> [Source data]

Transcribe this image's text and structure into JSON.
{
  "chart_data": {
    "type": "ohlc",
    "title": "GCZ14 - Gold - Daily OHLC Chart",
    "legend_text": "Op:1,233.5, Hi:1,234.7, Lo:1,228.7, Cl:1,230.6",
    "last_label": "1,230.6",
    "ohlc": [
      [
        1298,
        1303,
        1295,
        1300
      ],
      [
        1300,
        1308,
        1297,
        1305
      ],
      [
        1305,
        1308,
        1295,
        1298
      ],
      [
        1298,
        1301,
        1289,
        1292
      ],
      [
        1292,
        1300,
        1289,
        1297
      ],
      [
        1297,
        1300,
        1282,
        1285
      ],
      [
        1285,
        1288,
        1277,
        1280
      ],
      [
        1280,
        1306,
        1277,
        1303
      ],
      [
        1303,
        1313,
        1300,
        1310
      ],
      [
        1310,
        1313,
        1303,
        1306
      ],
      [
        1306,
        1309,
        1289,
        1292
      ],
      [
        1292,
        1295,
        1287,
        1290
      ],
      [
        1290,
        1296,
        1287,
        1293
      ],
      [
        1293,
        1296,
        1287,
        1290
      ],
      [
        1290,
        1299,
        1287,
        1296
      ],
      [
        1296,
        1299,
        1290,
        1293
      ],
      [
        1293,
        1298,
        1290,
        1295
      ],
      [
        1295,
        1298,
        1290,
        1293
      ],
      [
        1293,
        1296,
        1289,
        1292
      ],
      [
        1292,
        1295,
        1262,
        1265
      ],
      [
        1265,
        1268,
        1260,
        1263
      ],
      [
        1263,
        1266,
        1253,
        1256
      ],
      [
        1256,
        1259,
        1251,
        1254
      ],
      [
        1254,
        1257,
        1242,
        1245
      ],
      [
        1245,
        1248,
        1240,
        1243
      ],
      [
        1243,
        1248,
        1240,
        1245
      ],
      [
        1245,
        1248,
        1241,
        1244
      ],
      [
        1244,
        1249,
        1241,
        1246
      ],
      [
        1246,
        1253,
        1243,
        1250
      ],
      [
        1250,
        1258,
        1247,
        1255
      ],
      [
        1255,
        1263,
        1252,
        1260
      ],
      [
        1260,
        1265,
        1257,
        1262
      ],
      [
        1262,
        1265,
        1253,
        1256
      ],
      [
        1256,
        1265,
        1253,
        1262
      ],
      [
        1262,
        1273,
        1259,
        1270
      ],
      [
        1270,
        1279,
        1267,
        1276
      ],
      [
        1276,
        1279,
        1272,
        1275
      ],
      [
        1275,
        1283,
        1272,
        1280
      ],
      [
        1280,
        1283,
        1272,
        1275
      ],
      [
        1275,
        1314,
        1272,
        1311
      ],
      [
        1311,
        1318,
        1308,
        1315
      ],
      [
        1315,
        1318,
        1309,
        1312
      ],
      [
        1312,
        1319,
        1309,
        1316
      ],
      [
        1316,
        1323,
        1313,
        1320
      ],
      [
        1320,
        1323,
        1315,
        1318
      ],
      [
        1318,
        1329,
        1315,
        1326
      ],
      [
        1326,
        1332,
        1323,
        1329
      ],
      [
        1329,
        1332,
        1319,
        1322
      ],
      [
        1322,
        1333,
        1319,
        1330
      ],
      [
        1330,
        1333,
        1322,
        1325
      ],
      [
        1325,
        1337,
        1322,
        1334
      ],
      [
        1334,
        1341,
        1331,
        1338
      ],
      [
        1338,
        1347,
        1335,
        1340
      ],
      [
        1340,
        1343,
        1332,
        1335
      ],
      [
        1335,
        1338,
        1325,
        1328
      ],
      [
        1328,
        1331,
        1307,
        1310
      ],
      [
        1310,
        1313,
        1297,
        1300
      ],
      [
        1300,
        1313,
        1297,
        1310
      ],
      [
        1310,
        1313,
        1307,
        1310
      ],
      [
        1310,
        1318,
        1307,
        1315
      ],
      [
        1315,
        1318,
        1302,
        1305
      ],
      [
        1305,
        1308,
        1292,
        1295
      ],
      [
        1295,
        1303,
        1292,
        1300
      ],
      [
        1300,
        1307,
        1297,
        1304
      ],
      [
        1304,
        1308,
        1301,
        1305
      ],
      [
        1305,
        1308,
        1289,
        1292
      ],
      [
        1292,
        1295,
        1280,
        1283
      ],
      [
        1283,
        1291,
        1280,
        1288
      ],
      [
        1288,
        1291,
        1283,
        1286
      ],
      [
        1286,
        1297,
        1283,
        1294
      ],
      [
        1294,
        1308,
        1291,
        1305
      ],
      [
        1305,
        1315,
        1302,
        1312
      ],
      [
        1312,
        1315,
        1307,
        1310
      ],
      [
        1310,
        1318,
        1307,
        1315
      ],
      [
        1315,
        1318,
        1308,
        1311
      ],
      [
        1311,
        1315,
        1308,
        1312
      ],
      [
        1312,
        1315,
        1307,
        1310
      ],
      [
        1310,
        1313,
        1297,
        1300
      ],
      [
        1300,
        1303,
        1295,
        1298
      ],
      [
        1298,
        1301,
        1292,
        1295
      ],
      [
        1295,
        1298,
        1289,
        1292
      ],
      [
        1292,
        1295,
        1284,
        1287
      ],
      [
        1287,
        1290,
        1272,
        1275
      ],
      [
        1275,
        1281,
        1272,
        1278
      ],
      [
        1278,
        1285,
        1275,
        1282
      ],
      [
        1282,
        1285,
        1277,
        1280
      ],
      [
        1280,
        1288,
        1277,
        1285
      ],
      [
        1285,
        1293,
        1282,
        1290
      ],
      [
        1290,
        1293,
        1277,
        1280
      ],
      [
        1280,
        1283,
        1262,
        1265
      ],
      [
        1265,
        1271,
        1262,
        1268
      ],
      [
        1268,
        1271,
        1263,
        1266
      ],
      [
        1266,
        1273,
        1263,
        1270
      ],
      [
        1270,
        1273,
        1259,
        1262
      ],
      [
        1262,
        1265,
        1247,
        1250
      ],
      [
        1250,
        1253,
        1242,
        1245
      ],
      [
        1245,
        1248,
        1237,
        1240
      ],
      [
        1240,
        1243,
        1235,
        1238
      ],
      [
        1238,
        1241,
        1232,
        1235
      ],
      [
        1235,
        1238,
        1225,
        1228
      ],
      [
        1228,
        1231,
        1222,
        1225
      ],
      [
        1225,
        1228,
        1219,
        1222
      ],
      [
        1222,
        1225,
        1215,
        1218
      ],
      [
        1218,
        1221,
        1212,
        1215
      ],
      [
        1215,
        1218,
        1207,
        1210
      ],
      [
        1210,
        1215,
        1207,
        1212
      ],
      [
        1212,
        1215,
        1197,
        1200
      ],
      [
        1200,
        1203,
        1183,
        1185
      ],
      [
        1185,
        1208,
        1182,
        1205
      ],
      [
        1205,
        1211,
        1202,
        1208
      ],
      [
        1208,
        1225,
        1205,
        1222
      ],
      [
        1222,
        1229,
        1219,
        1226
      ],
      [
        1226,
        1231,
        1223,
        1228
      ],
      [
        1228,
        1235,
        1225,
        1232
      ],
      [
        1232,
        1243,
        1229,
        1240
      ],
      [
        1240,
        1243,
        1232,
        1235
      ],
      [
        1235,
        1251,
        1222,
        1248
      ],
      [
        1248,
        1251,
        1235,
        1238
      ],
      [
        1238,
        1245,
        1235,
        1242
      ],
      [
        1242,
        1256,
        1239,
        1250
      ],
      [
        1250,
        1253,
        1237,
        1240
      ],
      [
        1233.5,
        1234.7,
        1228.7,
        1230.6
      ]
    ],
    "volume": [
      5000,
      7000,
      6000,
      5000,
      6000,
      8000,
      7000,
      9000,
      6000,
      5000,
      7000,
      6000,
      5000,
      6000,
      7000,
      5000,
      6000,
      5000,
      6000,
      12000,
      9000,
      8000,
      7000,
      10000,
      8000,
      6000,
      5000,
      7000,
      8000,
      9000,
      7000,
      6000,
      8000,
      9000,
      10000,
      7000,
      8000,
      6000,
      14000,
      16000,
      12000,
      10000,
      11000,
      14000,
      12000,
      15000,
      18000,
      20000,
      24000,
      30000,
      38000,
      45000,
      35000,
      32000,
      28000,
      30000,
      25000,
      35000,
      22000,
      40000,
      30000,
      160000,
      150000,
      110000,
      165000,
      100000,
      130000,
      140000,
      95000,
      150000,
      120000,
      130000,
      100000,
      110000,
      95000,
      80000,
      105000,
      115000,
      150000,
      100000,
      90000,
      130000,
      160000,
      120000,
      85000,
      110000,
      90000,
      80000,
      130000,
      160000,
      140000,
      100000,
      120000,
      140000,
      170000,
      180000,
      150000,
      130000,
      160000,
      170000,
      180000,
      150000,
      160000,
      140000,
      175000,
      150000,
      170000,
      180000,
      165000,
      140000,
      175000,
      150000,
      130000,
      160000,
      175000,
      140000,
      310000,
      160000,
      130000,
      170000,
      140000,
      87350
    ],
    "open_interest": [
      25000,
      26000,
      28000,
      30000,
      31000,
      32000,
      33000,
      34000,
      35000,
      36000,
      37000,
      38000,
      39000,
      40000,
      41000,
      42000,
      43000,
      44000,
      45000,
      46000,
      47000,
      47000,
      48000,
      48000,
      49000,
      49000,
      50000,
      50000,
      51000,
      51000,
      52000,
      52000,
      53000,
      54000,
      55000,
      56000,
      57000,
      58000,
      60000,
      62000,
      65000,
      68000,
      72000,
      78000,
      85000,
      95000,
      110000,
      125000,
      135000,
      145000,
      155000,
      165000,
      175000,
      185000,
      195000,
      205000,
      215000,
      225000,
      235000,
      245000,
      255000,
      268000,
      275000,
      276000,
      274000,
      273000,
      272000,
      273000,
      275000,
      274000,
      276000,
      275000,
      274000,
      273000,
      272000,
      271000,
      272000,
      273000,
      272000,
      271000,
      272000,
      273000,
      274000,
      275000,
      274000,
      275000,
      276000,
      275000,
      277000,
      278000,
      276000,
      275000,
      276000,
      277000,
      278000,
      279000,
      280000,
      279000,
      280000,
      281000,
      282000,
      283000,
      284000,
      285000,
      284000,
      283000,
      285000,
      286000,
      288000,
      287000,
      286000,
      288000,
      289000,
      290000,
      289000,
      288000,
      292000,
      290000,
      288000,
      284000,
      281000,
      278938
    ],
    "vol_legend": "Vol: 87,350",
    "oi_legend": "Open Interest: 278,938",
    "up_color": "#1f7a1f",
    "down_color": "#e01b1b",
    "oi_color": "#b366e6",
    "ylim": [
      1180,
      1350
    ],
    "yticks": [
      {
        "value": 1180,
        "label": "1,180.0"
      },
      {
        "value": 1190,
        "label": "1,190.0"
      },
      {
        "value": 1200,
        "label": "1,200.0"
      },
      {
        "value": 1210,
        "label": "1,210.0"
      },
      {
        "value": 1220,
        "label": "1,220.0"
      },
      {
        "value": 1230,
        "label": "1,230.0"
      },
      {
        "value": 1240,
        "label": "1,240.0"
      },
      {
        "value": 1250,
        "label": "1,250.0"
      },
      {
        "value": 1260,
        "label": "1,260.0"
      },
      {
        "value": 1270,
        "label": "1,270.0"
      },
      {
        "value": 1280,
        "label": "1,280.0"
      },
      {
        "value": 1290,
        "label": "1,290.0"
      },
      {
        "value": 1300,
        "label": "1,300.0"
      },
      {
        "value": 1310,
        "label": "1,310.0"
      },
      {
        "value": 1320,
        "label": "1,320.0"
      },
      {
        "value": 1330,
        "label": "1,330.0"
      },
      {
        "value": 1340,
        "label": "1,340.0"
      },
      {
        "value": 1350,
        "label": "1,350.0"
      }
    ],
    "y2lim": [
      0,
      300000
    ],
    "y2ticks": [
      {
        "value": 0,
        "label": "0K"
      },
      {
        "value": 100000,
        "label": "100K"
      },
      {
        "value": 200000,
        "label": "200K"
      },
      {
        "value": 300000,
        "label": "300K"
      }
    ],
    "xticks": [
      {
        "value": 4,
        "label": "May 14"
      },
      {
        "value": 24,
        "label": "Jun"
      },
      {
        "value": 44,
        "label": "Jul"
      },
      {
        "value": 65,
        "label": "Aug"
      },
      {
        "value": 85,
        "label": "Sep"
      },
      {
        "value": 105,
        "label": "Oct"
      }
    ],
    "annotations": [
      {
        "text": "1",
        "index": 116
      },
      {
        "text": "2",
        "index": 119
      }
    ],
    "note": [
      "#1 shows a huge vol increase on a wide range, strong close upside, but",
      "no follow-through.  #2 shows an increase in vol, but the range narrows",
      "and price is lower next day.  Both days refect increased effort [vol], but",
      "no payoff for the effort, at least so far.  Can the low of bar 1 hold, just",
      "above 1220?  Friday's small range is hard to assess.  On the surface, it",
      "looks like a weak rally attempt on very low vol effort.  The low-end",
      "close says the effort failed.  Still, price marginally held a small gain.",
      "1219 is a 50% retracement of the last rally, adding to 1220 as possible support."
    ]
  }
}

--

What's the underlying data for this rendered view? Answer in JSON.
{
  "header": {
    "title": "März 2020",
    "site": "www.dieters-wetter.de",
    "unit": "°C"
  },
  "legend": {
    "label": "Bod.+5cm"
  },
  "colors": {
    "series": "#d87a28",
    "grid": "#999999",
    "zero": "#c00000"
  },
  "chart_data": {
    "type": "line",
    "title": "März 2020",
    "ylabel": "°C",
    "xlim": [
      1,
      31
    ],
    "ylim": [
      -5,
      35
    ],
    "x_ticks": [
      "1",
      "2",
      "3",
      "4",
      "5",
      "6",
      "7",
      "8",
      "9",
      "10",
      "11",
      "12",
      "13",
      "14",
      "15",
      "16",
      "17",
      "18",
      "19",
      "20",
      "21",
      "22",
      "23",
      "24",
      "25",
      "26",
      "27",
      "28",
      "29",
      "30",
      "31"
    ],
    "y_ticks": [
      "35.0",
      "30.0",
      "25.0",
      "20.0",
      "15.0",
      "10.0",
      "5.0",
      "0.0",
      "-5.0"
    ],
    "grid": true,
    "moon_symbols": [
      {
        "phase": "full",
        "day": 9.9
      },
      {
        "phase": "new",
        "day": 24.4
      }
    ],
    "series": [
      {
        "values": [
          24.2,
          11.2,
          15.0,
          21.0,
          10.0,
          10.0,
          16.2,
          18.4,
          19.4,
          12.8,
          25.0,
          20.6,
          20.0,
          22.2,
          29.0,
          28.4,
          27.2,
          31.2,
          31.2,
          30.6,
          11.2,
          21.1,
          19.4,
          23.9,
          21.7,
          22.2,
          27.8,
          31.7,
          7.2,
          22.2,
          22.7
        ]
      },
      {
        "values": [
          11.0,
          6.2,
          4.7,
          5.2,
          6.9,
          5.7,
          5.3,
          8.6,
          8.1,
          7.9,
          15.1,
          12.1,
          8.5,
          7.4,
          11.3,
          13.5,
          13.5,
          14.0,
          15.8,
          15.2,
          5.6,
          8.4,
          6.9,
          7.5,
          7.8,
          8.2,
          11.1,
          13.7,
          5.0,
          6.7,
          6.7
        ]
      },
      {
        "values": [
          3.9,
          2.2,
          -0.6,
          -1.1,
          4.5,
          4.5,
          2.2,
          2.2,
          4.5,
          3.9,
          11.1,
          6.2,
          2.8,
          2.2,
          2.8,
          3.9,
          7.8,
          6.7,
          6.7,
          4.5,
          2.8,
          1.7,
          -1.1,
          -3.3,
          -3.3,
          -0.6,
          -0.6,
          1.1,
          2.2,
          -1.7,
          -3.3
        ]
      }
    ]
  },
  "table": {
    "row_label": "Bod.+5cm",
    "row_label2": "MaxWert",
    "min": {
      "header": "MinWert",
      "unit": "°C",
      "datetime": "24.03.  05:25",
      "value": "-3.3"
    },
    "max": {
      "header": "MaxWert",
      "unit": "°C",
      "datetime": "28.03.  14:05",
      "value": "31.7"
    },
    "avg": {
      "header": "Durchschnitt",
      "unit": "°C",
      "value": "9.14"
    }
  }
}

> [Work instructions] Say, as a single number and nothing more, how many lines of the entries contain the word "close".

> [Answer to the task] 2